Stored data entries
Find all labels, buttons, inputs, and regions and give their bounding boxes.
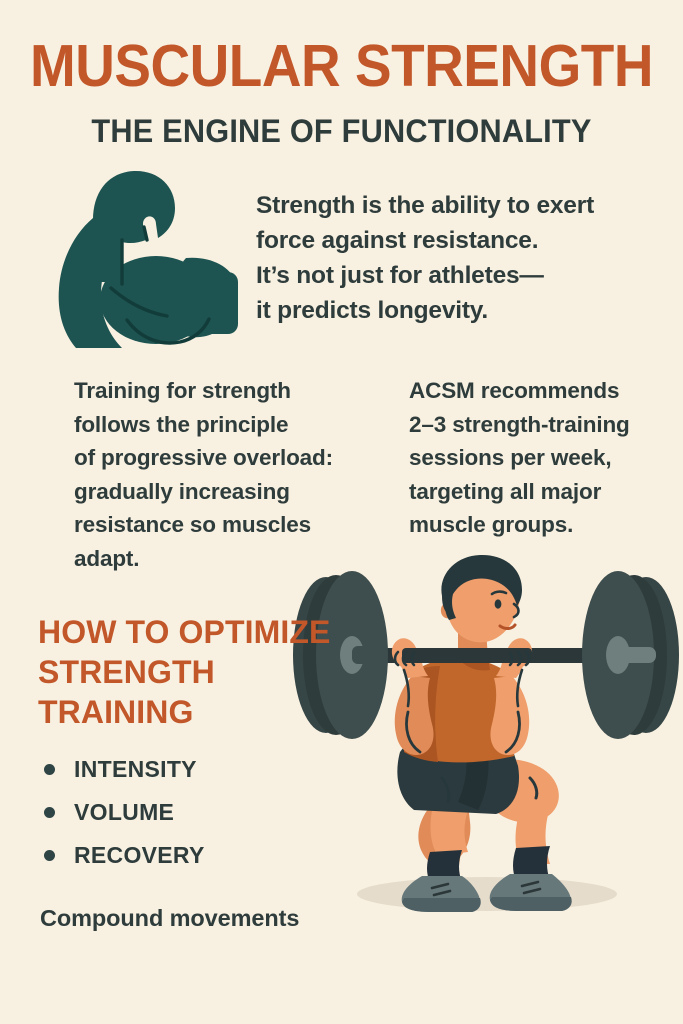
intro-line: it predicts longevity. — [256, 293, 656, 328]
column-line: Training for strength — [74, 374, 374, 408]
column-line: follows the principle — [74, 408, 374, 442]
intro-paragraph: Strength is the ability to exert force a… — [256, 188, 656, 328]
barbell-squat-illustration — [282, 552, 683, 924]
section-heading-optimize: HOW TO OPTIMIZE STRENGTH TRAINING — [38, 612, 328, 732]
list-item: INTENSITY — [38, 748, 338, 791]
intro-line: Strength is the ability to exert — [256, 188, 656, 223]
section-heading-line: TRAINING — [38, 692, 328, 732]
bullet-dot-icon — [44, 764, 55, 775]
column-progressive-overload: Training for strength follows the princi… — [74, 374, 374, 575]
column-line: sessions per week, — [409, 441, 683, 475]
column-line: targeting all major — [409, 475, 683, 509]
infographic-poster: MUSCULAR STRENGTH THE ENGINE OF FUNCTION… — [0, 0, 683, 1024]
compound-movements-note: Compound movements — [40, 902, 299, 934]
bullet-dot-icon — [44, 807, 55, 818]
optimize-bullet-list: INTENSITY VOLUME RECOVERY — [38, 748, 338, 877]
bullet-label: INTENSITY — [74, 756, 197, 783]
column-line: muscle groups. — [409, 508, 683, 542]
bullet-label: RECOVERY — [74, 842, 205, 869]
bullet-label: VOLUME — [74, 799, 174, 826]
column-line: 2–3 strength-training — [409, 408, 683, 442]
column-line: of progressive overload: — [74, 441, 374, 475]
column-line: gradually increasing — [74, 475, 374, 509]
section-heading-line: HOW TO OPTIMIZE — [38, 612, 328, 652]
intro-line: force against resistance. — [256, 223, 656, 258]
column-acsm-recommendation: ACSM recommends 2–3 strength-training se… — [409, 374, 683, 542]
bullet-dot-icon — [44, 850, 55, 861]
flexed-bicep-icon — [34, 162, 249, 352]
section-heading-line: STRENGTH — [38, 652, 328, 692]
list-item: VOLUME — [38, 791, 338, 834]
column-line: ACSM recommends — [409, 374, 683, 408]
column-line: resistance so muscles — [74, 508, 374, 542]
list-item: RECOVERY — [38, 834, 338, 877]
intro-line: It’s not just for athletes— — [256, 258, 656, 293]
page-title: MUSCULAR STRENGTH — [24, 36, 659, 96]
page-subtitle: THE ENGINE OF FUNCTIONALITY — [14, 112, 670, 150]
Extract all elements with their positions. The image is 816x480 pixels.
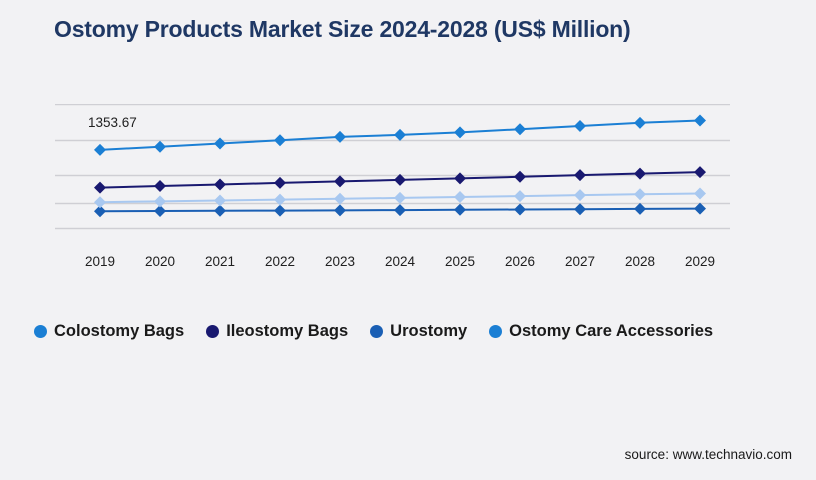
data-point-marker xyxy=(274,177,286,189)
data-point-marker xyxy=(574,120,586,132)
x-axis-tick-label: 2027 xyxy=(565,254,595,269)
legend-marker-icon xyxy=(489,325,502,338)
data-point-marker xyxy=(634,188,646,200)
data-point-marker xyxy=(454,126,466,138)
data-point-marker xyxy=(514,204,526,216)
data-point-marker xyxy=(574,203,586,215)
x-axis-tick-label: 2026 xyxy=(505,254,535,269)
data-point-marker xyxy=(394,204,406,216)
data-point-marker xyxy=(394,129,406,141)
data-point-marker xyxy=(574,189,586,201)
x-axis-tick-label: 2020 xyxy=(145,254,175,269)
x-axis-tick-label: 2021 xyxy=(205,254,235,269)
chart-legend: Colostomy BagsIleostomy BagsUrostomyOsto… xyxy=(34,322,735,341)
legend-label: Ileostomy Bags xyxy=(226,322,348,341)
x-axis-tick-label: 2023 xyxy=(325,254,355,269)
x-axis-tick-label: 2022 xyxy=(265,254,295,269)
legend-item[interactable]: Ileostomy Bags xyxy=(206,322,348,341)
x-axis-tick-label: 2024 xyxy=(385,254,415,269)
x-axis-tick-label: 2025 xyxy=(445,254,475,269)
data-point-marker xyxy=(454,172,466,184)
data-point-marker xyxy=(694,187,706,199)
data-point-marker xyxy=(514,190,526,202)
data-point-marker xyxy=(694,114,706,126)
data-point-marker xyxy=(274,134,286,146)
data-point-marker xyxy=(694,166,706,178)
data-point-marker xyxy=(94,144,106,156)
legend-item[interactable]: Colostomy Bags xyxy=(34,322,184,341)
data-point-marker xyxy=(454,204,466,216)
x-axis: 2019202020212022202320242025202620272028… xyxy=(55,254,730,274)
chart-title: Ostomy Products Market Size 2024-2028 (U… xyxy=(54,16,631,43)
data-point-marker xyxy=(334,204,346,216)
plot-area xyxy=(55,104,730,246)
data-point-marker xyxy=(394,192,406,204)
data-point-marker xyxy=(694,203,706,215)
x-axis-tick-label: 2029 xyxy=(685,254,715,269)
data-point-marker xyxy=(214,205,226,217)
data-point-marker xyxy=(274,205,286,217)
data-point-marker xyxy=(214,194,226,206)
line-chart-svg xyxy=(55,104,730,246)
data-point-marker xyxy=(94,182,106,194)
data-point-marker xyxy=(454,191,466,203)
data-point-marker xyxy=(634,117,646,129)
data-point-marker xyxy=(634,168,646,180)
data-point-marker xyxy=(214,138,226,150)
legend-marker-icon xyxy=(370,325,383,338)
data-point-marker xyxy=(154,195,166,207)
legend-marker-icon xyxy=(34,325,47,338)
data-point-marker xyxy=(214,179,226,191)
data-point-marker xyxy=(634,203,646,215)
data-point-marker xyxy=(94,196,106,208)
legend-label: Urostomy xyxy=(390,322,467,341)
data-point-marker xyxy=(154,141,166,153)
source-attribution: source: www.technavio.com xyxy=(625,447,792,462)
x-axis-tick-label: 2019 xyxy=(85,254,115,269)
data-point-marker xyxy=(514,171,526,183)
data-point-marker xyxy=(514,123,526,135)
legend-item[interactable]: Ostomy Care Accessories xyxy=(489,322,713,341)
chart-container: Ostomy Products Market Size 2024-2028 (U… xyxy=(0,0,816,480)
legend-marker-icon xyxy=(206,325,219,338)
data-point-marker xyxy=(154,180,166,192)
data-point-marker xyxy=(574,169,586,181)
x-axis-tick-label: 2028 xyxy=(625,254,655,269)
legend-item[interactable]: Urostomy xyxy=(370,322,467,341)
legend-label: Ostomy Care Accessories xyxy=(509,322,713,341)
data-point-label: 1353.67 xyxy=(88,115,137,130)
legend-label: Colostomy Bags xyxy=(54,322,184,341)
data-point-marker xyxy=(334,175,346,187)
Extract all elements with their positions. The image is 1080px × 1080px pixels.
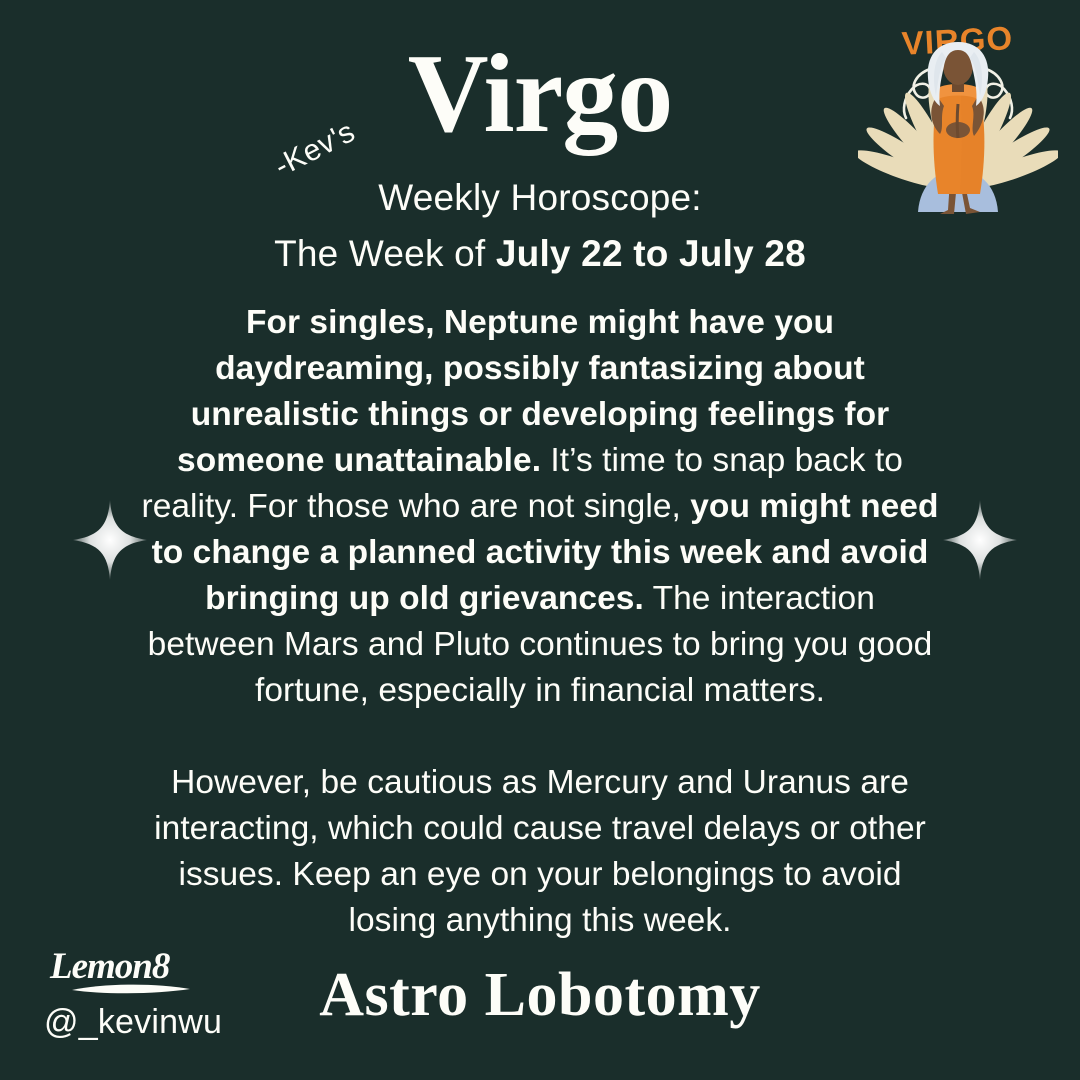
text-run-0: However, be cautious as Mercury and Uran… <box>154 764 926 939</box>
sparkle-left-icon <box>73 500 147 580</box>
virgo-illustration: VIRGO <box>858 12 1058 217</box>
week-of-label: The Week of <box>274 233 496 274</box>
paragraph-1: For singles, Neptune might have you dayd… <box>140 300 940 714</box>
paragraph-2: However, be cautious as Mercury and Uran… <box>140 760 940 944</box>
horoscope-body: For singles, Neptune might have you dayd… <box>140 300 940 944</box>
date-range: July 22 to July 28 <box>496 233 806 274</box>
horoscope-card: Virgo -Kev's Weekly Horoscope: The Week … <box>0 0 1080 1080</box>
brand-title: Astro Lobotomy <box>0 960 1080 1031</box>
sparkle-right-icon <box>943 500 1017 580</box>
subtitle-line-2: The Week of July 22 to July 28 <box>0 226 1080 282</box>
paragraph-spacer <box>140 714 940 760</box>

• Task to carry out: How many lines in the items above contain the string "singles"? Tally them with case counting, and give only the number.

• Output: 2